EXERCISE DETAILS.
Output the data below in full, byte for byte. Nothing may differ.

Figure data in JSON
■ ■ ■ ■ ■

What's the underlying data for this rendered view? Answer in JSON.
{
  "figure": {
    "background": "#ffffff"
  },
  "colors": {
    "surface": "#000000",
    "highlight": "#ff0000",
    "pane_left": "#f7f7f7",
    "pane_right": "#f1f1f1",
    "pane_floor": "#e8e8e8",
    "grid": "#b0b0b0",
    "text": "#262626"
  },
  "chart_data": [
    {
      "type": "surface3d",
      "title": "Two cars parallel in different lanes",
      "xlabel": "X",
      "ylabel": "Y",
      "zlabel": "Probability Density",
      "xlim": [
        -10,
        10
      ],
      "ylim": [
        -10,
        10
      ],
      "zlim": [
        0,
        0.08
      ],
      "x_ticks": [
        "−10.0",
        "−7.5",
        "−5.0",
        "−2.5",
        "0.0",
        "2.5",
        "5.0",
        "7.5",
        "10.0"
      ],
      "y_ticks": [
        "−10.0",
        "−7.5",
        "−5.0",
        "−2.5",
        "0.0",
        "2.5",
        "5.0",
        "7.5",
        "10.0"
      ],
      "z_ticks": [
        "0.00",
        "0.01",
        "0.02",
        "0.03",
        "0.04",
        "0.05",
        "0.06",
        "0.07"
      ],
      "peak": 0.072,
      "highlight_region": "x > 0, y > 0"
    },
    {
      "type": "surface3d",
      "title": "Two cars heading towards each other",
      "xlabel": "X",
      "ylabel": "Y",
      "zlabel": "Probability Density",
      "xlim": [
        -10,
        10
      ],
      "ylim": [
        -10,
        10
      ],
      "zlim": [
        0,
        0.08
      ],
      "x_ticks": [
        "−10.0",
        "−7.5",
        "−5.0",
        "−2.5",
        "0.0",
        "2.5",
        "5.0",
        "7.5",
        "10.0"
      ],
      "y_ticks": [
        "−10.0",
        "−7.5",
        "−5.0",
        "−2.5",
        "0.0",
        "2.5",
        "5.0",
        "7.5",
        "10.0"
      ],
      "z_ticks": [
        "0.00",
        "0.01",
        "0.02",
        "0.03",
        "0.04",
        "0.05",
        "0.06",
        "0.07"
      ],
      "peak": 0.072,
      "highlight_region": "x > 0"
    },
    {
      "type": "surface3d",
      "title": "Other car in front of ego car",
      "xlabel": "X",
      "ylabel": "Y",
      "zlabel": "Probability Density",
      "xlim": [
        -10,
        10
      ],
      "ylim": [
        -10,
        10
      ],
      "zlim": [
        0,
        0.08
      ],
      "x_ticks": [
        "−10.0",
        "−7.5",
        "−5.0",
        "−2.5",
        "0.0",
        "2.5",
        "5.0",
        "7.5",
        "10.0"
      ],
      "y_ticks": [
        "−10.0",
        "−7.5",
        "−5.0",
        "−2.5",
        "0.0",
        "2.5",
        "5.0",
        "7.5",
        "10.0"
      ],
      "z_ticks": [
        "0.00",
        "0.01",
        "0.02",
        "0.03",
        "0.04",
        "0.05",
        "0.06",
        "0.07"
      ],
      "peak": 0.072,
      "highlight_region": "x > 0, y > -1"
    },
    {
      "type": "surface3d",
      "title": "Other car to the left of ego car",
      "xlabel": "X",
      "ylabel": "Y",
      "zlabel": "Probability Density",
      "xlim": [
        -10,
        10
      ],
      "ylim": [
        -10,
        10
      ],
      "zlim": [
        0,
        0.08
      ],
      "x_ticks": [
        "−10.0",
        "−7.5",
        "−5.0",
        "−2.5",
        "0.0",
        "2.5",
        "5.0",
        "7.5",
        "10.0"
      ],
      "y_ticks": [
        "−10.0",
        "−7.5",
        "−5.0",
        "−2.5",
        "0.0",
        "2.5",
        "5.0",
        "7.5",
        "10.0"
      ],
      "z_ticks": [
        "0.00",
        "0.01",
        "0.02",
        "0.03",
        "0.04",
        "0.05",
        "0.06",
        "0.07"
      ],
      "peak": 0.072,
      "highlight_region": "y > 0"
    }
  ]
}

■ ■ ■ ■ ■

THE RESULT.
What's the underlying data for this rendered view? Answer in JSON.
{
  "figure": {
    "background": "#ffffff"
  },
  "colors": {
    "surface": "#000000",
    "highlight": "#ff0000",
    "pane_left": "#f7f7f7",
    "pane_right": "#f1f1f1",
    "pane_floor": "#e8e8e8",
    "grid": "#b0b0b0",
    "text": "#262626"
  },
  "chart_data": [
    {
      "type": "surface3d",
      "title": "Two cars parallel in different lanes",
      "xlabel": "X",
      "ylabel": "Y",
      "zlabel": "Probability Density",
      "xlim": [
        -10,
        10
      ],
      "ylim": [
        -10,
        10
      ],
      "zlim": [
        0,
        0.08
      ],
      "x_ticks": [
        "−10.0",
        "−7.5",
        "−5.0",
        "−2.5",
        "0.0",
        "2.5",
        "5.0",
        "7.5",
        "10.0"
      ],
      "y_ticks": [
        "−10.0",
        "−7.5",
        "−5.0",
        "−2.5",
        "0.0",
        "2.5",
        "5.0",
        "7.5",
        "10.0"
      ],
      "z_ticks": [
        "0.00",
        "0.01",
        "0.02",
        "0.03",
        "0.04",
        "0.05",
        "0.06",
        "0.07"
      ],
      "peak": 0.072,
      "highlight_region": "x > 0, y > 0"
    },
    {
      "type": "surface3d",
      "title": "Two cars heading towards each other",
      "xlabel": "X",
      "ylabel": "Y",
      "zlabel": "Probability Density",
      "xlim": [
        -10,
        10
      ],
      "ylim": [
        -10,
        10
      ],
      "zlim": [
        0,
        0.08
      ],
      "x_ticks": [
        "−10.0",
        "−7.5",
        "−5.0",
        "−2.5",
        "0.0",
        "2.5",
        "5.0",
        "7.5",
        "10.0"
      ],
      "y_ticks": [
        "−10.0",
        "−7.5",
        "−5.0",
        "−2.5",
        "0.0",
        "2.5",
        "5.0",
        "7.5",
        "10.0"
      ],
      "z_ticks": [
        "0.00",
        "0.01",
        "0.02",
        "0.03",
        "0.04",
        "0.05",
        "0.06",
        "0.07"
      ],
      "peak": 0.072,
      "highlight_region": "x > 0"
    },
    {
      "type": "surface3d",
      "title": "Other car in front of ego car",
      "xlabel": "X",
      "ylabel": "Y",
      "zlabel": "Probability Density",
      "xlim": [
        -10,
        10
      ],
      "ylim": [
        -10,
        10
      ],
      "zlim": [
        0,
        0.08
      ],
      "x_ticks": [
        "−10.0",
        "−7.5",
        "−5.0",
        "−2.5",
        "0.0",
        "2.5",
        "5.0",
        "7.5",
        "10.0"
      ],
      "y_ticks": [
        "−10.0",
        "−7.5",
        "−5.0",
        "−2.5",
        "0.0",
        "2.5",
        "5.0",
        "7.5",
        "10.0"
      ],
      "z_ticks": [
        "0.00",
        "0.01",
        "0.02",
        "0.03",
        "0.04",
        "0.05",
        "0.06",
        "0.07"
      ],
      "peak": 0.072,
      "highlight_region": "x > 0, y > -1"
    },
    {
      "type": "surface3d",
      "title": "Other car to the left of ego car",
      "xlabel": "X",
      "ylabel": "Y",
      "zlabel": "Probability Density",
      "xlim": [
        -10,
        10
      ],
      "ylim": [
        -10,
        10
      ],
      "zlim": [
        0,
        0.08
      ],
      "x_ticks": [
        "−10.0",
        "−7.5",
        "−5.0",
        "−2.5",
        "0.0",
        "2.5",
        "5.0",
        "7.5",
        "10.0"
      ],
      "y_ticks": [
        "−10.0",
        "−7.5",
        "−5.0",
        "−2.5",
        "0.0",
        "2.5",
        "5.0",
        "7.5",
        "10.0"
      ],
      "z_ticks": [
        "0.00",
        "0.01",
        "0.02",
        "0.03",
        "0.04",
        "0.05",
        "0.06",
        "0.07"
      ],
      "peak": 0.072,
      "highlight_region": "y > 0"
    }
  ]
}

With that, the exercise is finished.